— Start of Material provided —
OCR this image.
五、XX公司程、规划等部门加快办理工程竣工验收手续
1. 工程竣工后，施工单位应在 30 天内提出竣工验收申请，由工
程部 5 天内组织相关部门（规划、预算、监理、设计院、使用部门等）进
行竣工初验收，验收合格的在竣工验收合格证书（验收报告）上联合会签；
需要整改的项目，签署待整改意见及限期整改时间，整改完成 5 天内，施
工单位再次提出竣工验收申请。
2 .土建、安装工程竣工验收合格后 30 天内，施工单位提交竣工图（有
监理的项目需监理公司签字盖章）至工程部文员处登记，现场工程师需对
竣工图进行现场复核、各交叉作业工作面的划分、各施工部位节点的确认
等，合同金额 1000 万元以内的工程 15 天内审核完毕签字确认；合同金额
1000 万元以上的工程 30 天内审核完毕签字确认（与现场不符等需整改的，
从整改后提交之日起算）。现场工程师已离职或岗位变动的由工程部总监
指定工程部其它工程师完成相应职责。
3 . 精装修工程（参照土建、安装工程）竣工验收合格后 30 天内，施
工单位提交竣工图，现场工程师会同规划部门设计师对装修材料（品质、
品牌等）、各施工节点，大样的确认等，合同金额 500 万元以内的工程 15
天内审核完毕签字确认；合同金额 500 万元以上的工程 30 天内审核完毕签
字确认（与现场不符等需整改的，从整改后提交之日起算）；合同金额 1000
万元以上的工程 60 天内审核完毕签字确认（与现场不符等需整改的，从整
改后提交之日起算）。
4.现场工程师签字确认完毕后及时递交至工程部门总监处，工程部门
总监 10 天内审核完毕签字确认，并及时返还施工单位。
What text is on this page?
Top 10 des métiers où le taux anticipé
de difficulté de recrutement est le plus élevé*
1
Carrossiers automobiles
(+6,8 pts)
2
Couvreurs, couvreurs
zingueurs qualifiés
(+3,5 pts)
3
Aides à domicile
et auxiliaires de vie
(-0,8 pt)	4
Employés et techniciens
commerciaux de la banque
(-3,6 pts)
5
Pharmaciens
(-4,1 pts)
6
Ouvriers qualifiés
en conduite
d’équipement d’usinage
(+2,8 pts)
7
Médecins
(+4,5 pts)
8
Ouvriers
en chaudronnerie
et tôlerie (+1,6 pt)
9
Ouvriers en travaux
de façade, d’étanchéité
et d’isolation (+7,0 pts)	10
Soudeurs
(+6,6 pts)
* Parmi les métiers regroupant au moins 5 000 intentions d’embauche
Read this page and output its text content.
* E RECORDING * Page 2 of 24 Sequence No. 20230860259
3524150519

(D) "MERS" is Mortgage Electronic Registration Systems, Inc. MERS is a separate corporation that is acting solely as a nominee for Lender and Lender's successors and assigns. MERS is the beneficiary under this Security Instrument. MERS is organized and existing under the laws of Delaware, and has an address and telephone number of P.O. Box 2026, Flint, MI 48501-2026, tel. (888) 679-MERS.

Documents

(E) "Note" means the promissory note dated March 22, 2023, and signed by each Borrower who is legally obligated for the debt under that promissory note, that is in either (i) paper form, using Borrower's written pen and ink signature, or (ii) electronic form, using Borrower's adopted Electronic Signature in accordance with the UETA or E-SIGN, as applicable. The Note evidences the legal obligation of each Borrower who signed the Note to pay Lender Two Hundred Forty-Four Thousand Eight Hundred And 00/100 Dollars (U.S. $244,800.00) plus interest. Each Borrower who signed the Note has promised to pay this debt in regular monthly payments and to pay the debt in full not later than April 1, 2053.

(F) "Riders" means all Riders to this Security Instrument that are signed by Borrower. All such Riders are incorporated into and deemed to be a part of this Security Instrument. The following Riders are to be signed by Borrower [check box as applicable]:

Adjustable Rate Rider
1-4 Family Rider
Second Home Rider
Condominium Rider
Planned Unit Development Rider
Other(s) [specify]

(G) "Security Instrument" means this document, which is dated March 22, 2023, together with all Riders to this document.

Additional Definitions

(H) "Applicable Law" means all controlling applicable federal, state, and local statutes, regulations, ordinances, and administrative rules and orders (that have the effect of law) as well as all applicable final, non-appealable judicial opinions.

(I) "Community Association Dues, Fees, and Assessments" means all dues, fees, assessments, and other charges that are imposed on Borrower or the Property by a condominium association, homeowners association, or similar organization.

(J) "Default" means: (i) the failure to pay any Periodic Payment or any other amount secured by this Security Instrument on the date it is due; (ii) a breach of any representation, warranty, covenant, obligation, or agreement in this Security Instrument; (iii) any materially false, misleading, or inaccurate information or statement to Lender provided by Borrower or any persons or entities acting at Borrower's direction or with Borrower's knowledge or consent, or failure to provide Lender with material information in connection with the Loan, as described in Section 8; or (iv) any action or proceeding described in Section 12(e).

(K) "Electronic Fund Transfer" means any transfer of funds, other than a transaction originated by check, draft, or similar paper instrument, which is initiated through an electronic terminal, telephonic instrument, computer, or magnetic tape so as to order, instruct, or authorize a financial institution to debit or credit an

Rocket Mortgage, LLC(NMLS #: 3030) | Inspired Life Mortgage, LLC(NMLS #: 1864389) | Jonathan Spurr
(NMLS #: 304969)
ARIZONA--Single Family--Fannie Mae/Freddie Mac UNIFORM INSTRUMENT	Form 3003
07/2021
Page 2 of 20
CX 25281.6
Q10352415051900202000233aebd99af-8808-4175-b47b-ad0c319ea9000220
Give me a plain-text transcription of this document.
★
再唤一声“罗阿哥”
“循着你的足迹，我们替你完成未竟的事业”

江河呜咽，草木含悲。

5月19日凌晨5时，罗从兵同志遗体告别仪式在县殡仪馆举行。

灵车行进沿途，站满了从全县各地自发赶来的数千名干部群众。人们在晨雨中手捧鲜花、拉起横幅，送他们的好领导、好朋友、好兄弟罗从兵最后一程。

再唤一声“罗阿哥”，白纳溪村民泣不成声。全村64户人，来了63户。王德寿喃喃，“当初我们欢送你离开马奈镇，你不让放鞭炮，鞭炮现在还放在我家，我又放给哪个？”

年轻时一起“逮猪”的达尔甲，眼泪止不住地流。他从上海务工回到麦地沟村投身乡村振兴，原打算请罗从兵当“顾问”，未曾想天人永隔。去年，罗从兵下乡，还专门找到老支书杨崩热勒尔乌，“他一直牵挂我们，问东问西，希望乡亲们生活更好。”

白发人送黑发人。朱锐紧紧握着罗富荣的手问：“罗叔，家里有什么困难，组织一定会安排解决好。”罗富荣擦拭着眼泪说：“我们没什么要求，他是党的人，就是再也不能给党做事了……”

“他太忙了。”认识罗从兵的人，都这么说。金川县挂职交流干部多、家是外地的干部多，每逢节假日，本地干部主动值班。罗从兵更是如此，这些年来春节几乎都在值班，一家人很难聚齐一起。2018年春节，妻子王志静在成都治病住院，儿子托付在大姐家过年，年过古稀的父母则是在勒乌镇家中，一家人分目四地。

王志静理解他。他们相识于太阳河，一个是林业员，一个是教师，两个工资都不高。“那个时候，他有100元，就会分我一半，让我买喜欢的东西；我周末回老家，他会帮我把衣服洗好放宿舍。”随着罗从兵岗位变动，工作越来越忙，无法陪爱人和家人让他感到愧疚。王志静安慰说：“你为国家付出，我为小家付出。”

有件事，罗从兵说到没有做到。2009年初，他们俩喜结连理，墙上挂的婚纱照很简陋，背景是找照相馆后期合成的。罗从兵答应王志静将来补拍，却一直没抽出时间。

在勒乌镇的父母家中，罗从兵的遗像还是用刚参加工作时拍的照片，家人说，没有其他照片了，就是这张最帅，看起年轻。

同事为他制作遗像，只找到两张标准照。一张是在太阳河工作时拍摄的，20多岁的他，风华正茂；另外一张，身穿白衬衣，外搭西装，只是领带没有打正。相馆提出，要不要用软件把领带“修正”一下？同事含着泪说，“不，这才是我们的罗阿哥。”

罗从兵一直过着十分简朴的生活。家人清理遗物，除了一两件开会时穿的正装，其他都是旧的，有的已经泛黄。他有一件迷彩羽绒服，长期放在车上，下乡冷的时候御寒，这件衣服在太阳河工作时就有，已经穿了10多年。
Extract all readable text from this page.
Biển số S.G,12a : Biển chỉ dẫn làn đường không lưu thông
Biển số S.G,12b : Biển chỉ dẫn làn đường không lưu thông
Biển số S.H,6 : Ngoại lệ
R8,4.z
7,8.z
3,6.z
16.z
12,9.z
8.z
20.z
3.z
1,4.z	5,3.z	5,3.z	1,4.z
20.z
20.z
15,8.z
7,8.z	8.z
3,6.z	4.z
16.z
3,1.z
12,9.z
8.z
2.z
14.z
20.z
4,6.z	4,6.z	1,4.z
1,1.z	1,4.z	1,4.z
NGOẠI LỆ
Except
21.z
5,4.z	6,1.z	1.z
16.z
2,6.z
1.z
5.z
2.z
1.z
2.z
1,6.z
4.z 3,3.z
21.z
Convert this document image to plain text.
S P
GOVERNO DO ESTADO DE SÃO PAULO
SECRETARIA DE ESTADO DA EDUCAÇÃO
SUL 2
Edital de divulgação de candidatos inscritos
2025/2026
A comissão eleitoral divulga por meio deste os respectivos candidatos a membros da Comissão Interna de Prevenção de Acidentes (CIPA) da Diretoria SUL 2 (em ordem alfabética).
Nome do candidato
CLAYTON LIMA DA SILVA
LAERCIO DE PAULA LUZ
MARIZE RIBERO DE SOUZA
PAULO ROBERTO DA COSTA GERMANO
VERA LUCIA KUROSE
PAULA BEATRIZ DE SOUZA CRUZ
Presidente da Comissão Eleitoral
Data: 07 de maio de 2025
— End of Material provided —
• [Exercise prompt] Check each line above for "applicable" and return the ones that have it.

• [Task answer]
(E) "Note" means the promissory note dated March 22, 2023, and signed by each Borrower who is legally obligated for the debt under that promissory note, that is in either (i) paper form, using Borrower's written pen and ink signature, or (ii) electronic form, using Borrower's adopted Electronic Signature in accordance with the UETA or E-SIGN, as applicable. The Note evidences the legal obligation of each Borrower who signed the Note to pay Lender Two Hundred Forty-Four Thousand Eight Hundred And 00/100 Dollars (U.S. $244,800.00) plus interest. Each Borrower who signed the Note has promised to pay this debt in regular monthly payments and to pay the debt in full not later than April 1, 2053.
(F) "Riders" means all Riders to this Security Instrument that are signed by Borrower. All such Riders are incorporated into and deemed to be a part of this Security Instrument. The following Riders are to be signed by Borrower [check box as applicable]:
(H) "Applicable Law" means all controlling applicable federal, state, and local statutes, regulations, ordinances, and administrative rules and orders (that have the effect of law) as well as all applicable final, non-appealable judicial opinions.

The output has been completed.